What is being asked:
Transcribe the lines below verbatim, skipping the images.

[Dataset records]
* * *

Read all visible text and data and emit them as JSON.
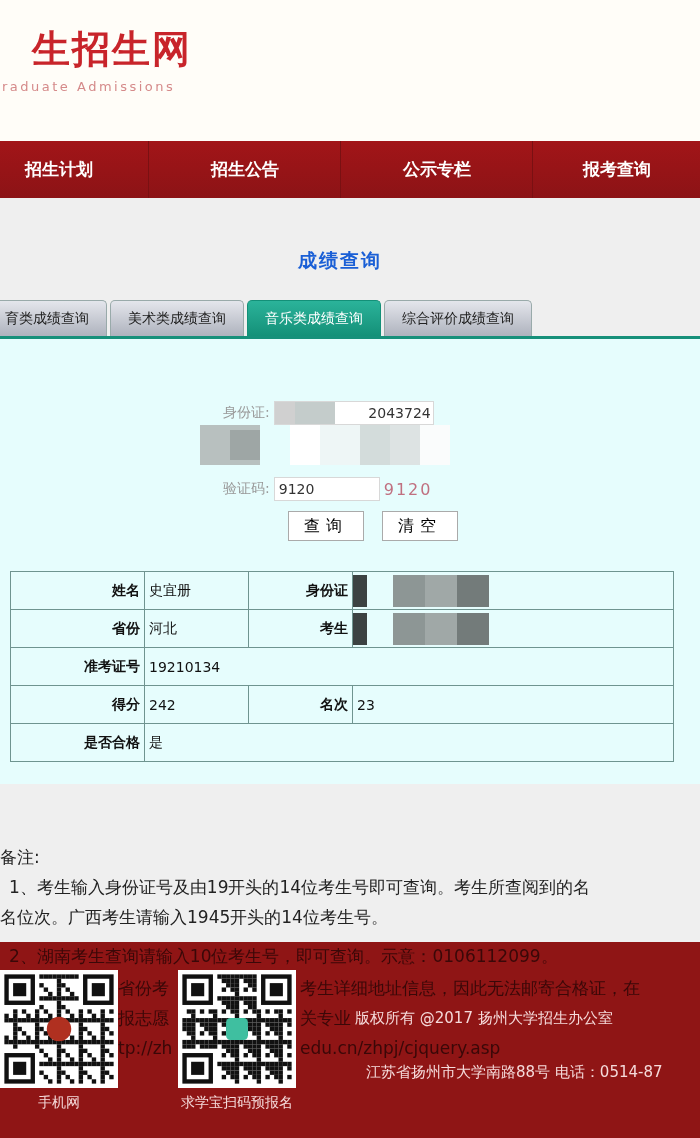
{
  "header": {
    "logo_title": "生招生网",
    "logo_subtitle": "raduate Admissions"
  },
  "nav": [
    {
      "label": "招生计划"
    },
    {
      "label": "招生公告"
    },
    {
      "label": "公示专栏"
    },
    {
      "label": "报考查询"
    }
  ],
  "page_title": "成绩查询",
  "tabs": [
    {
      "label": "育类成绩查询",
      "selected": false
    },
    {
      "label": "美术类成绩查询",
      "selected": false
    },
    {
      "label": "音乐类成绩查询",
      "selected": true
    },
    {
      "label": "综合评价成绩查询",
      "selected": false
    }
  ],
  "form": {
    "id_label": "身份证:",
    "id_value": "2043724",
    "captcha_label": "验证码:",
    "captcha_value": "9120",
    "captcha_image": "9120",
    "buttons": [
      "查询",
      "清空"
    ]
  },
  "result_table": {
    "rows": [
      [
        {
          "label": "姓名",
          "kind": "text",
          "value": "史宜册"
        },
        {
          "label": "身份证",
          "kind": "redacted"
        }
      ],
      [
        {
          "label": "省份",
          "kind": "text",
          "value": "河北"
        },
        {
          "label": "考生",
          "kind": "redacted"
        }
      ],
      [
        {
          "label": "准考证号",
          "kind": "text",
          "value": "19210134"
        }
      ],
      [
        {
          "label": "得分",
          "kind": "text",
          "value": "242"
        },
        {
          "label": "名次",
          "kind": "text",
          "value": "23"
        }
      ],
      [
        {
          "label": "是否合格",
          "kind": "text",
          "value": "是"
        }
      ]
    ]
  },
  "notes": {
    "heading": "备注:",
    "lines": [
      "1、考生输入身份证号及由19开头的14位考生号即可查询。考生所查阅到的名",
      "名位次。广西考生请输入1945开头的14位考生号。"
    ]
  },
  "footer": {
    "note_line": "2、湖南考生查询请输入10位考生号，即可查询。示意：0106112099。",
    "left_fragments": [
      "省份考",
      "报志愿",
      "tp://zh"
    ],
    "right_fragments": [
      "考生详细地址信息，因此无法邮寄合格证，在",
      "关专业",
      "edu.cn/zhpj/cjquery.asp"
    ],
    "qr_codes": [
      {
        "caption": "手机网"
      },
      {
        "caption": "求学宝扫码预报名"
      }
    ],
    "copyright": "版权所有 @2017 扬州大学招生办公室",
    "address": "江苏省扬州市大学南路88号 电话：0514-87"
  }
}
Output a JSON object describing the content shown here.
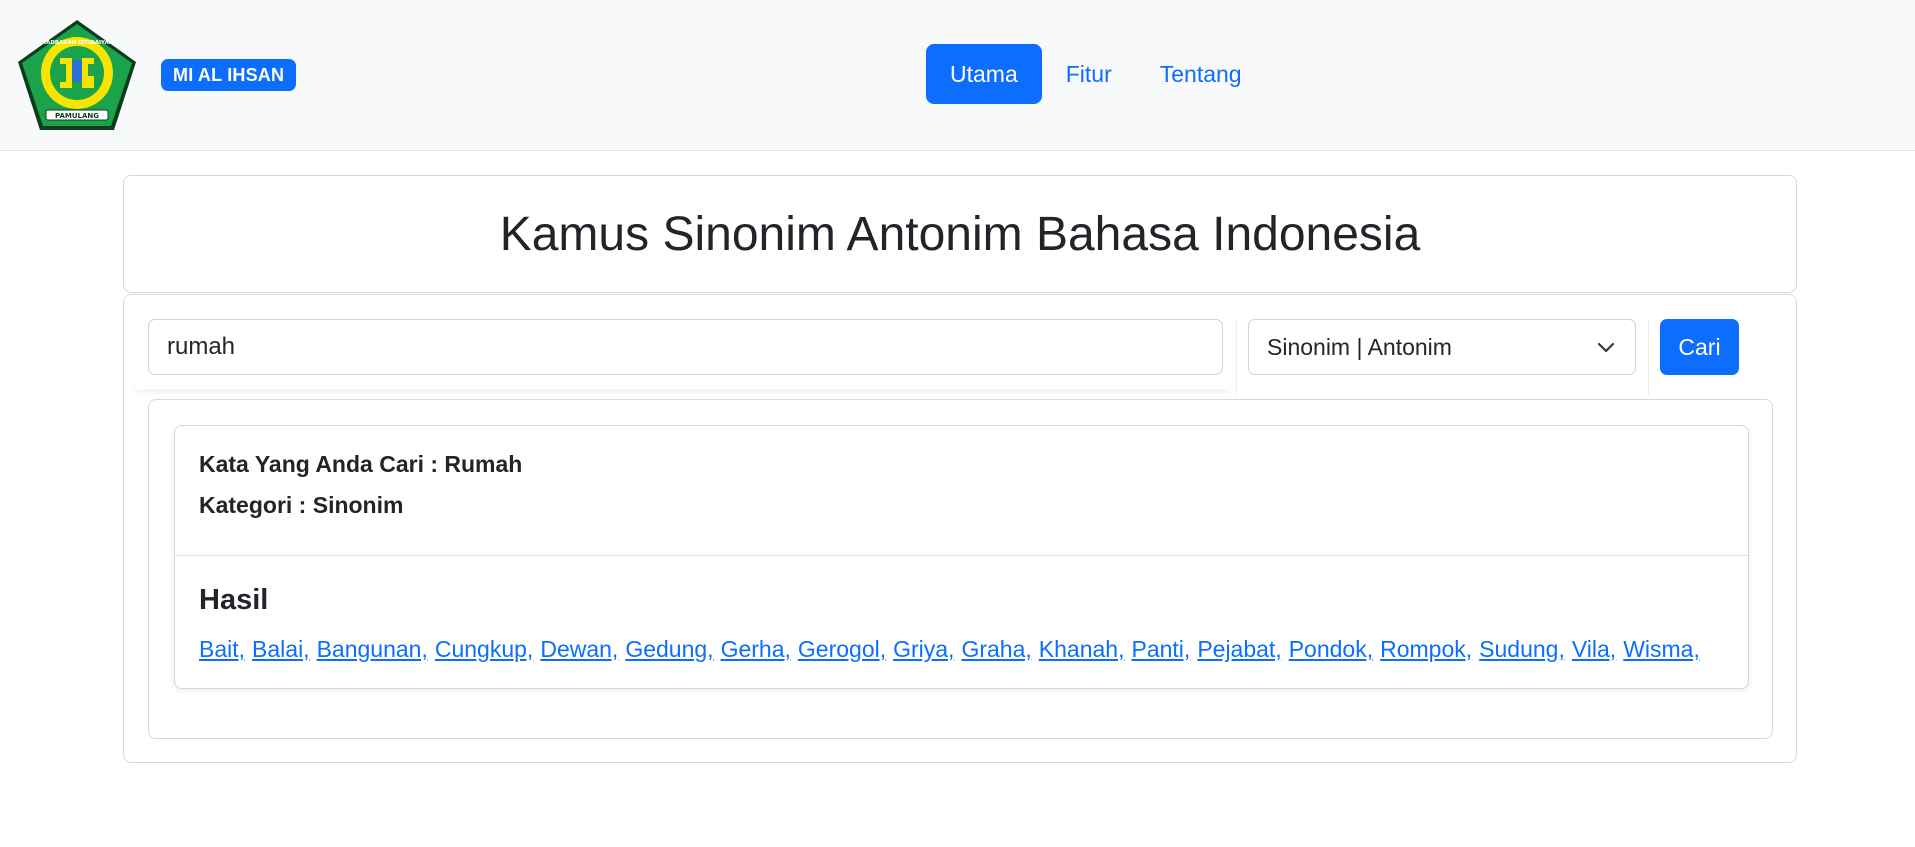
{
  "logo": {
    "top_text": "MADRASAH IBTIDAIYAH",
    "bottom_text": "PAMULANG",
    "colors": {
      "green": "#1aa34a",
      "yellow": "#f7e500",
      "dark": "#0b3d1c"
    }
  },
  "navbar": {
    "brand": "MI AL IHSAN",
    "links": [
      {
        "label": "Utama",
        "active": true
      },
      {
        "label": "Fitur",
        "active": false
      },
      {
        "label": "Tentang",
        "active": false
      }
    ]
  },
  "page": {
    "title": "Kamus Sinonim Antonim Bahasa Indonesia"
  },
  "search": {
    "value": "rumah",
    "select_value": "Sinonim | Antonim",
    "button_label": "Cari"
  },
  "result": {
    "searched_word_line": "Kata Yang Anda Cari : Rumah",
    "category_line": "Kategori : Sinonim",
    "heading": "Hasil",
    "words": [
      "Bait,",
      "Balai,",
      "Bangunan,",
      "Cungkup,",
      "Dewan,",
      "Gedung,",
      "Gerha,",
      "Gerogol,",
      "Griya,",
      "Graha,",
      "Khanah,",
      "Panti,",
      "Pejabat,",
      "Pondok,",
      "Rompok,",
      "Sudung,",
      "Vila,",
      "Wisma,"
    ]
  },
  "colors": {
    "primary": "#0d6efd",
    "navbar_bg": "#f8f9fa",
    "text": "#212529",
    "border": "#d6d9dc"
  }
}
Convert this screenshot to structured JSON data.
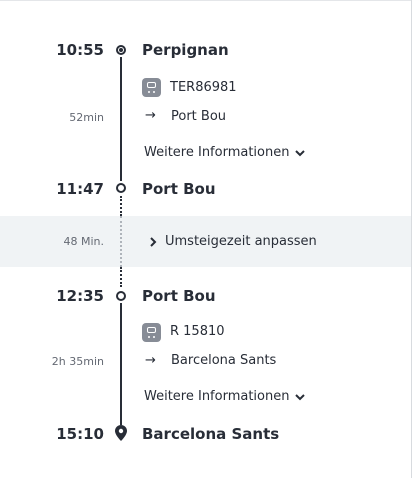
{
  "journey": {
    "legs": [
      {
        "dep_time": "10:55",
        "dep_station": "Perpignan",
        "duration": "52min",
        "train": "TER86981",
        "direction": "Port Bou",
        "more_info": "Weitere Informationen",
        "arr_time": "11:47",
        "arr_station": "Port Bou"
      },
      {
        "dep_time": "12:35",
        "dep_station": "Port Bou",
        "duration": "2h 35min",
        "train": "R 15810",
        "direction": "Barcelona Sants",
        "more_info": "Weitere Informationen",
        "arr_time": "15:10",
        "arr_station": "Barcelona Sants"
      }
    ],
    "transfer": {
      "duration": "48 Min.",
      "action": "Umsteigezeit anpassen"
    },
    "icons": [
      "origin-node-icon",
      "stop-node-icon",
      "train-icon",
      "arrow-right-icon",
      "chevron-down-icon",
      "chevron-right-icon",
      "location-pin-icon"
    ]
  }
}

* * *

Task solution:
Read all visible text and data and emit them as JSON.
{
  "header": {
    "logo_title": "生招生网",
    "logo_subtitle": "raduate Admissions"
  },
  "nav": [
    {
      "label": "招生计划"
    },
    {
      "label": "招生公告"
    },
    {
      "label": "公示专栏"
    },
    {
      "label": "报考查询"
    }
  ],
  "page_title": "成绩查询",
  "tabs": [
    {
      "label": "育类成绩查询",
      "selected": false
    },
    {
      "label": "美术类成绩查询",
      "selected": false
    },
    {
      "label": "音乐类成绩查询",
      "selected": true
    },
    {
      "label": "综合评价成绩查询",
      "selected": false
    }
  ],
  "form": {
    "id_label": "身份证:",
    "id_value": "2043724",
    "captcha_label": "验证码:",
    "captcha_value": "9120",
    "captcha_image": "9120",
    "buttons": [
      "查询",
      "清空"
    ]
  },
  "result_table": {
    "rows": [
      [
        {
          "label": "姓名",
          "kind": "text",
          "value": "史宜册"
        },
        {
          "label": "身份证",
          "kind": "redacted"
        }
      ],
      [
        {
          "label": "省份",
          "kind": "text",
          "value": "河北"
        },
        {
          "label": "考生",
          "kind": "redacted"
        }
      ],
      [
        {
          "label": "准考证号",
          "kind": "text",
          "value": "19210134"
        }
      ],
      [
        {
          "label": "得分",
          "kind": "text",
          "value": "242"
        },
        {
          "label": "名次",
          "kind": "text",
          "value": "23"
        }
      ],
      [
        {
          "label": "是否合格",
          "kind": "text",
          "value": "是"
        }
      ]
    ]
  },
  "notes": {
    "heading": "备注:",
    "lines": [
      "1、考生输入身份证号及由19开头的14位考生号即可查询。考生所查阅到的名",
      "名位次。广西考生请输入1945开头的14位考生号。"
    ]
  },
  "footer": {
    "note_line": "2、湖南考生查询请输入10位考生号，即可查询。示意：0106112099。",
    "left_fragments": [
      "省份考",
      "报志愿",
      "tp://zh"
    ],
    "right_fragments": [
      "考生详细地址信息，因此无法邮寄合格证，在",
      "关专业",
      "edu.cn/zhpj/cjquery.asp"
    ],
    "qr_codes": [
      {
        "caption": "手机网"
      },
      {
        "caption": "求学宝扫码预报名"
      }
    ],
    "copyright": "版权所有 @2017 扬州大学招生办公室",
    "address": "江苏省扬州市大学南路88号 电话：0514-87"
  }
}
Output a JSON object describing the content shown here.
{
  "logo": {
    "top_text": "MADRASAH IBTIDAIYAH",
    "bottom_text": "PAMULANG",
    "colors": {
      "green": "#1aa34a",
      "yellow": "#f7e500",
      "dark": "#0b3d1c"
    }
  },
  "navbar": {
    "brand": "MI AL IHSAN",
    "links": [
      {
        "label": "Utama",
        "active": true
      },
      {
        "label": "Fitur",
        "active": false
      },
      {
        "label": "Tentang",
        "active": false
      }
    ]
  },
  "page": {
    "title": "Kamus Sinonim Antonim Bahasa Indonesia"
  },
  "search": {
    "value": "rumah",
    "select_value": "Sinonim | Antonim",
    "button_label": "Cari"
  },
  "result": {
    "searched_word_line": "Kata Yang Anda Cari : Rumah",
    "category_line": "Kategori : Sinonim",
    "heading": "Hasil",
    "words": [
      "Bait,",
      "Balai,",
      "Bangunan,",
      "Cungkup,",
      "Dewan,",
      "Gedung,",
      "Gerha,",
      "Gerogol,",
      "Griya,",
      "Graha,",
      "Khanah,",
      "Panti,",
      "Pejabat,",
      "Pondok,",
      "Rompok,",
      "Sudung,",
      "Vila,",
      "Wisma,"
    ]
  },
  "colors": {
    "primary": "#0d6efd",
    "navbar_bg": "#f8f9fa",
    "text": "#212529",
    "border": "#d6d9dc"
  }
}
Convert this screenshot to structured JSON data.
{
  "journey": {
    "legs": [
      {
        "dep_time": "10:55",
        "dep_station": "Perpignan",
        "duration": "52min",
        "train": "TER86981",
        "direction": "Port Bou",
        "more_info": "Weitere Informationen",
        "arr_time": "11:47",
        "arr_station": "Port Bou"
      },
      {
        "dep_time": "12:35",
        "dep_station": "Port Bou",
        "duration": "2h 35min",
        "train": "R 15810",
        "direction": "Barcelona Sants",
        "more_info": "Weitere Informationen",
        "arr_time": "15:10",
        "arr_station": "Barcelona Sants"
      }
    ],
    "transfer": {
      "duration": "48 Min.",
      "action": "Umsteigezeit anpassen"
    },
    "icons": [
      "origin-node-icon",
      "stop-node-icon",
      "train-icon",
      "arrow-right-icon",
      "chevron-down-icon",
      "chevron-right-icon",
      "location-pin-icon"
    ]
  }
}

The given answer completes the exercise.